* **TASK DIRECTIONS**
A single number is the answer here: how many lines of the entries contain "Peak"?

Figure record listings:

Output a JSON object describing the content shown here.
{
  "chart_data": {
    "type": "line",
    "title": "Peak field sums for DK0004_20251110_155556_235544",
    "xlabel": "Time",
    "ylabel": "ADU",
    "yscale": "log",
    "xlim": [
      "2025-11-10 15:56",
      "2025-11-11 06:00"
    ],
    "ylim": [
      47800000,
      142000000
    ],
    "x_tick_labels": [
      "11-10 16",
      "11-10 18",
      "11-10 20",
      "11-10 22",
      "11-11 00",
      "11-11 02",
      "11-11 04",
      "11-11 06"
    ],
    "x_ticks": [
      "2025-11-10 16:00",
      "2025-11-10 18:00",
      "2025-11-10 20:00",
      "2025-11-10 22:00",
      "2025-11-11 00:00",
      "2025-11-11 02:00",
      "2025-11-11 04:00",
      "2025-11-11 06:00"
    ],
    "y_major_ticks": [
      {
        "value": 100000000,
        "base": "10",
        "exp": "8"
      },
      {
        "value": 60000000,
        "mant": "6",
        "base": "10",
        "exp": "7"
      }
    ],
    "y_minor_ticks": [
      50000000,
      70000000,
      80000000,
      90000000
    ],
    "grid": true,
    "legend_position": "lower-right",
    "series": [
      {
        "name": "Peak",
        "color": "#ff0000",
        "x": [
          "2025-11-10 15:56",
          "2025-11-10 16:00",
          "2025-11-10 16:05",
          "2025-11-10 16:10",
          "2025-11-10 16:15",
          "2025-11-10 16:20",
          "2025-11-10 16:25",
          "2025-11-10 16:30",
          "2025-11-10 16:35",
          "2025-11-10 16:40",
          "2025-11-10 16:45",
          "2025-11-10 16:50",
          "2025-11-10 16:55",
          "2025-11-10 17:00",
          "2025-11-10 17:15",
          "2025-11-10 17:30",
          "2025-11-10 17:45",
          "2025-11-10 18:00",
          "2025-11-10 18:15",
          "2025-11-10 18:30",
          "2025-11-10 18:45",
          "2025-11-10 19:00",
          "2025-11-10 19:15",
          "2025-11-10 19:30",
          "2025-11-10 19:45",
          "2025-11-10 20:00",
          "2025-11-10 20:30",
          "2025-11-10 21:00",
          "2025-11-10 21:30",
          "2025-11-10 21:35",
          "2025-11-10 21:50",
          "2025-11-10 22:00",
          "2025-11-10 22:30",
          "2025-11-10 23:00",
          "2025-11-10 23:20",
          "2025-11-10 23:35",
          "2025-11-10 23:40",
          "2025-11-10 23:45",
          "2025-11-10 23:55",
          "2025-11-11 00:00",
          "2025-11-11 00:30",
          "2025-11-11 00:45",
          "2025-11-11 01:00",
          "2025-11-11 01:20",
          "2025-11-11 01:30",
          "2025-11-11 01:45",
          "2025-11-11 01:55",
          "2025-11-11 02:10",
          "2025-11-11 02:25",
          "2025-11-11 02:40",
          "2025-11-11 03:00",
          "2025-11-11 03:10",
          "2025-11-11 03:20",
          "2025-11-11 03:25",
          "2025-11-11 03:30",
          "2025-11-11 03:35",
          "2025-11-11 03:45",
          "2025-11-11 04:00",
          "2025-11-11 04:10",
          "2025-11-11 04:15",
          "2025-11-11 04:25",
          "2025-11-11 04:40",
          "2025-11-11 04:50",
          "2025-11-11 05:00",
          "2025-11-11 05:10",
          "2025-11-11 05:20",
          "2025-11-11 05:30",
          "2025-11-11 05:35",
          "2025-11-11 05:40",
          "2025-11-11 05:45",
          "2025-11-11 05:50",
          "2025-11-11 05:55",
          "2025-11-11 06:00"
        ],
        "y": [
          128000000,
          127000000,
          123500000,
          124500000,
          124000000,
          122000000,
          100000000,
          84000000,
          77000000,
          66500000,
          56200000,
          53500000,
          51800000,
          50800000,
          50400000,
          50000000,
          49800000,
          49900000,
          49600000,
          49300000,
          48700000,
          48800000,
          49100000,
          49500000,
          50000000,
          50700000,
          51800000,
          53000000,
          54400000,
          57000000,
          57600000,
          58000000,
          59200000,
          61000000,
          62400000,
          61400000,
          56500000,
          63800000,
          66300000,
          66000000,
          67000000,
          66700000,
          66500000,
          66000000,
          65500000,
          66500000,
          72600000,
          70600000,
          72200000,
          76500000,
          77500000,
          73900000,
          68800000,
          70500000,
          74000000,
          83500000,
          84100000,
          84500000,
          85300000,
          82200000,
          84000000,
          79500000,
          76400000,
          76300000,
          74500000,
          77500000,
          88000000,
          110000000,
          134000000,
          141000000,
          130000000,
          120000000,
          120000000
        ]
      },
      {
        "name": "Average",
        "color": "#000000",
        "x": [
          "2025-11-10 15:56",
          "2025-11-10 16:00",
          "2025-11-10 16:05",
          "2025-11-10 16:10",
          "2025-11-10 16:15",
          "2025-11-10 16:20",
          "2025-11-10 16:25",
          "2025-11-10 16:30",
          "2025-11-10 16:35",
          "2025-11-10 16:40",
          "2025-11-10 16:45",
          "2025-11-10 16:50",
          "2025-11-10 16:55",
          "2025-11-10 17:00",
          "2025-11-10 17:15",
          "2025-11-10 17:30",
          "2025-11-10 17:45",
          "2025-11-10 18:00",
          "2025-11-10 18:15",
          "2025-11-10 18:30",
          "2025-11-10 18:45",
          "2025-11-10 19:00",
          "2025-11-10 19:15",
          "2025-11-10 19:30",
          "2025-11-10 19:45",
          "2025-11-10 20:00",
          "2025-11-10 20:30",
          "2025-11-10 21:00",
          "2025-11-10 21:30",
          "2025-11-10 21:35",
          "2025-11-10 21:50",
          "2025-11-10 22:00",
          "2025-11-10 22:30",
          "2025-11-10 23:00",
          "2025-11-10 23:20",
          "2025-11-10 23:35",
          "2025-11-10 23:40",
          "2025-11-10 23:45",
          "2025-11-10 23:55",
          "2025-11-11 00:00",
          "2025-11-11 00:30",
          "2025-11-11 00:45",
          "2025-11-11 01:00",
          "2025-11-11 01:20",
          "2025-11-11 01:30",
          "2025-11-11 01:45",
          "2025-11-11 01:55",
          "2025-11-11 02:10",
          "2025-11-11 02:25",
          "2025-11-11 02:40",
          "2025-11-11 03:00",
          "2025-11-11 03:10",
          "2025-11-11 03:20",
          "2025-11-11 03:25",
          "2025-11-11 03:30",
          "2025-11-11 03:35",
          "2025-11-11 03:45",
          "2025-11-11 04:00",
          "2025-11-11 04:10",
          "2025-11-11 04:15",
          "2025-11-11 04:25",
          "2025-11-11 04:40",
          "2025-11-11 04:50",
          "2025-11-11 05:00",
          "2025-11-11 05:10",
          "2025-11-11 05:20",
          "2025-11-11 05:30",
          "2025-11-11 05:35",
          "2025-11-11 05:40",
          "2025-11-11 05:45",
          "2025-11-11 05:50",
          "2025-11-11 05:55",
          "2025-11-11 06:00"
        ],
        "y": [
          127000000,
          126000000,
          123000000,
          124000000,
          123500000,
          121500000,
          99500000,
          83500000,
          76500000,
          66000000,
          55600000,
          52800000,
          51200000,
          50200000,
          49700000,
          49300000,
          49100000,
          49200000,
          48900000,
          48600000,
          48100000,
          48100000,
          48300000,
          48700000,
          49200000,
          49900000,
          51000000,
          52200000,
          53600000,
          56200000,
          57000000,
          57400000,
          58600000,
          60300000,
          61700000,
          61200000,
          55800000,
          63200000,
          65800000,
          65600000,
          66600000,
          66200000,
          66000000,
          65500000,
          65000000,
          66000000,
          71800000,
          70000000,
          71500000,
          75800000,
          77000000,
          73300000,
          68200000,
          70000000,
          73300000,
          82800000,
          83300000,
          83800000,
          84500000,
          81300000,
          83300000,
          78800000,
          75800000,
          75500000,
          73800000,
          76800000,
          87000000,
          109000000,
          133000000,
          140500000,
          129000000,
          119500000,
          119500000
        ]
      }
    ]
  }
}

* **COMPLETED EXERCISE**
2